* [Provided material]
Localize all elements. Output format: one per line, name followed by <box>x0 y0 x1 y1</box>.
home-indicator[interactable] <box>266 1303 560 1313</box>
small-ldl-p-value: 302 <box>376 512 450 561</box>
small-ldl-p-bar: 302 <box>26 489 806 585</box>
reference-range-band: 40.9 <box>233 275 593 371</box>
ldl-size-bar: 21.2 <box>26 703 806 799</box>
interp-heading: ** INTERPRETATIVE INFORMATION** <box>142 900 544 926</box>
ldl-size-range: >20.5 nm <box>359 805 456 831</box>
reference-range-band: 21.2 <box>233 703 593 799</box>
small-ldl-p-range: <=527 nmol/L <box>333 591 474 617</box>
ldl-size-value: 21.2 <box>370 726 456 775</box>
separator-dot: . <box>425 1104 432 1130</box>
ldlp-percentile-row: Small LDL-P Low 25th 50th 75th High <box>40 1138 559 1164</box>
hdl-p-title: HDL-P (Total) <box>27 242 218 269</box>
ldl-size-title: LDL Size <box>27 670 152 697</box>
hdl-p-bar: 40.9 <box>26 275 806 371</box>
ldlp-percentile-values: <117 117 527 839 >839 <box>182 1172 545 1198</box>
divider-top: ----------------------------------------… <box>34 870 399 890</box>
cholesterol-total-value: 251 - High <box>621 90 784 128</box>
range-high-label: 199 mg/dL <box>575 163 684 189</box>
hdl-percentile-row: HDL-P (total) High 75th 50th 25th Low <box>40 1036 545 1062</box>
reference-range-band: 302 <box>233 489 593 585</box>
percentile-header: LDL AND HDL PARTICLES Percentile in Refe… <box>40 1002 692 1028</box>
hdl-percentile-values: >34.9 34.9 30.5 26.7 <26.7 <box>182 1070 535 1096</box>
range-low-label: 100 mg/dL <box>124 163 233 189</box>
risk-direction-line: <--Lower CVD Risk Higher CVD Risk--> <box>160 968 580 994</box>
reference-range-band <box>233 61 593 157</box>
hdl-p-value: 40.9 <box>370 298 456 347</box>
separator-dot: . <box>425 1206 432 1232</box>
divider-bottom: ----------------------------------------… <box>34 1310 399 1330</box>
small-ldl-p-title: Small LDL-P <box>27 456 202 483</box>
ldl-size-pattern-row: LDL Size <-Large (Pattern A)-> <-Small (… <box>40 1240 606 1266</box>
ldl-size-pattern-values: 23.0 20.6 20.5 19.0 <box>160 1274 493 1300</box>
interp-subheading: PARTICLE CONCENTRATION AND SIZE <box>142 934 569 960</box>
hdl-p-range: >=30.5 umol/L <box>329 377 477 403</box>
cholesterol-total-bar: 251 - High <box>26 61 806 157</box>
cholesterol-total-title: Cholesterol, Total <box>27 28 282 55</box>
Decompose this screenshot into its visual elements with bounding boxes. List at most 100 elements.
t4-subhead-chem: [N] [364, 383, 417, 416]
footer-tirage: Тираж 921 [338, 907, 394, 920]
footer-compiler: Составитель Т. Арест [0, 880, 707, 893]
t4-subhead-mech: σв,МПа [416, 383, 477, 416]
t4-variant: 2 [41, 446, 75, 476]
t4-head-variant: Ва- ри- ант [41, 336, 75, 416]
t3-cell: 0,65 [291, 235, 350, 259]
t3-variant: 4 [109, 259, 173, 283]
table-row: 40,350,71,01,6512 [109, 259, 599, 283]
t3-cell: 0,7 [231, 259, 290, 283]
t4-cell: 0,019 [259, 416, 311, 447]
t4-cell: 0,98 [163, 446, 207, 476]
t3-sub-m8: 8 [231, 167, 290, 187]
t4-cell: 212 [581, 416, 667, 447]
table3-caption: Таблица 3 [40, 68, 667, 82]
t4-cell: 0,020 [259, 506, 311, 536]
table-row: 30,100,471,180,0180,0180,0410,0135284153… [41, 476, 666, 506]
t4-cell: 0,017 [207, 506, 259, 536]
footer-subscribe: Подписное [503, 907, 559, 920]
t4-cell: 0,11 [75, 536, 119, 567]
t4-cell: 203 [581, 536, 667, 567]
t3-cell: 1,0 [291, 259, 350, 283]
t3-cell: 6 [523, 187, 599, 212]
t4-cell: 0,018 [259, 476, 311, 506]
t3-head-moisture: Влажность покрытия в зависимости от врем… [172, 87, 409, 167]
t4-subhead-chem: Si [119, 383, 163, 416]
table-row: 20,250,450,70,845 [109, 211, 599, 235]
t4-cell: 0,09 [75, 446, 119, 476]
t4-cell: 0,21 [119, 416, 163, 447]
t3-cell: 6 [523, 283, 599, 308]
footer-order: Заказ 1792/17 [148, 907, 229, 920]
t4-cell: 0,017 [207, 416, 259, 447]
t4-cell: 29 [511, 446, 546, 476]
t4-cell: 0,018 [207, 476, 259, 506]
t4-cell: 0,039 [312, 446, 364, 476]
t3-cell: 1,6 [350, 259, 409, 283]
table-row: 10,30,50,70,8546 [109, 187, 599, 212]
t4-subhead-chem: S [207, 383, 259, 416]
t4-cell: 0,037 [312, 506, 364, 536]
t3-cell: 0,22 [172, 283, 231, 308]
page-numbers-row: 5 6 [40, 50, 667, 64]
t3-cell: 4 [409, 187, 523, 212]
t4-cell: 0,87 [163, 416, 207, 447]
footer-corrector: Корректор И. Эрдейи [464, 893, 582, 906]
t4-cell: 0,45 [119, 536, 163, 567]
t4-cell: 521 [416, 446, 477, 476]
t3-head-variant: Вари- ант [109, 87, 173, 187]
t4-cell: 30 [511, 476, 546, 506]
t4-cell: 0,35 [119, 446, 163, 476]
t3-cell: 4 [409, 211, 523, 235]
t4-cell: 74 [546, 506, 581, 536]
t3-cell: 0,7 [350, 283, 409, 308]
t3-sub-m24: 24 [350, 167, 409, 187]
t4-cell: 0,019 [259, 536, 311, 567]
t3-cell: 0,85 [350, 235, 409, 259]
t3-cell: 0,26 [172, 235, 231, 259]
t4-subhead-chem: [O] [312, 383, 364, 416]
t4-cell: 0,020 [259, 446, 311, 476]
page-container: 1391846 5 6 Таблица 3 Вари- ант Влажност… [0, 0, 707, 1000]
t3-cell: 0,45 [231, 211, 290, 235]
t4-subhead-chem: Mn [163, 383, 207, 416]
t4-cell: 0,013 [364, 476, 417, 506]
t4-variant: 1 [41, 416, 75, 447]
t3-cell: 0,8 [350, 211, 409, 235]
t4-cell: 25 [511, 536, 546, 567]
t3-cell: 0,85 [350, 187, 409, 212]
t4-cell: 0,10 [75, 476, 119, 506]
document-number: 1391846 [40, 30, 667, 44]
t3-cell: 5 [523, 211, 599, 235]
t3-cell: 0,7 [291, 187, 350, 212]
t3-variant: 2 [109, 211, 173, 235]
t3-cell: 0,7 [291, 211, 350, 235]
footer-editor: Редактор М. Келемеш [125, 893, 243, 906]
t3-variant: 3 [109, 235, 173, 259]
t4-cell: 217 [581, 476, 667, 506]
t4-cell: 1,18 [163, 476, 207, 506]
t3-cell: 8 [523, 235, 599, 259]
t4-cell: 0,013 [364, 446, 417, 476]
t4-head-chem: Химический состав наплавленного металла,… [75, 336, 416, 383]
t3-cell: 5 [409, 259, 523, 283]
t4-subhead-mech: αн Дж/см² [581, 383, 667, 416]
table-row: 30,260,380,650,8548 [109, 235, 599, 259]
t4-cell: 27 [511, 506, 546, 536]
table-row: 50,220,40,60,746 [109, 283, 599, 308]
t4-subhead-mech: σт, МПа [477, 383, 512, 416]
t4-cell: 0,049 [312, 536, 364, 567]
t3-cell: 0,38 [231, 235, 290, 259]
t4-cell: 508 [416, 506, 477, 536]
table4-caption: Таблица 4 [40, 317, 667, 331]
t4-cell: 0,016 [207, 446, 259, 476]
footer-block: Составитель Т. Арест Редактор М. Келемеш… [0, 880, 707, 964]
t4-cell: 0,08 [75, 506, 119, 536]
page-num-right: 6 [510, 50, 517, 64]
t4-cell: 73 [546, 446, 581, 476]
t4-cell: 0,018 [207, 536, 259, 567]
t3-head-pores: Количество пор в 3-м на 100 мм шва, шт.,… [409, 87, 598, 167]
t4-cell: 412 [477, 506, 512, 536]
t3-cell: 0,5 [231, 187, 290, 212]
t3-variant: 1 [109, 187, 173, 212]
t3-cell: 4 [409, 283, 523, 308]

* [Request]
Return the lines starting at the first one and ending at the line containing "ldlp-percentile-values: <117 117", reproducing each exactly.

* [Solution below]
Localize all elements. Output format: one per line, name followed by <box>x0 y0 x1 y1</box>.
home-indicator[interactable] <box>266 1303 560 1313</box>
small-ldl-p-value: 302 <box>376 512 450 561</box>
small-ldl-p-bar: 302 <box>26 489 806 585</box>
reference-range-band: 40.9 <box>233 275 593 371</box>
ldl-size-bar: 21.2 <box>26 703 806 799</box>
interp-heading: ** INTERPRETATIVE INFORMATION** <box>142 900 544 926</box>
ldl-size-range: >20.5 nm <box>359 805 456 831</box>
reference-range-band: 21.2 <box>233 703 593 799</box>
small-ldl-p-range: <=527 nmol/L <box>333 591 474 617</box>
ldl-size-value: 21.2 <box>370 726 456 775</box>
separator-dot: . <box>425 1104 432 1130</box>
ldlp-percentile-row: Small LDL-P Low 25th 50th 75th High <box>40 1138 559 1164</box>
hdl-p-title: HDL-P (Total) <box>27 242 218 269</box>
ldl-size-title: LDL Size <box>27 670 152 697</box>
hdl-p-bar: 40.9 <box>26 275 806 371</box>
ldlp-percentile-values: <117 117 527 839 >839 <box>182 1172 545 1198</box>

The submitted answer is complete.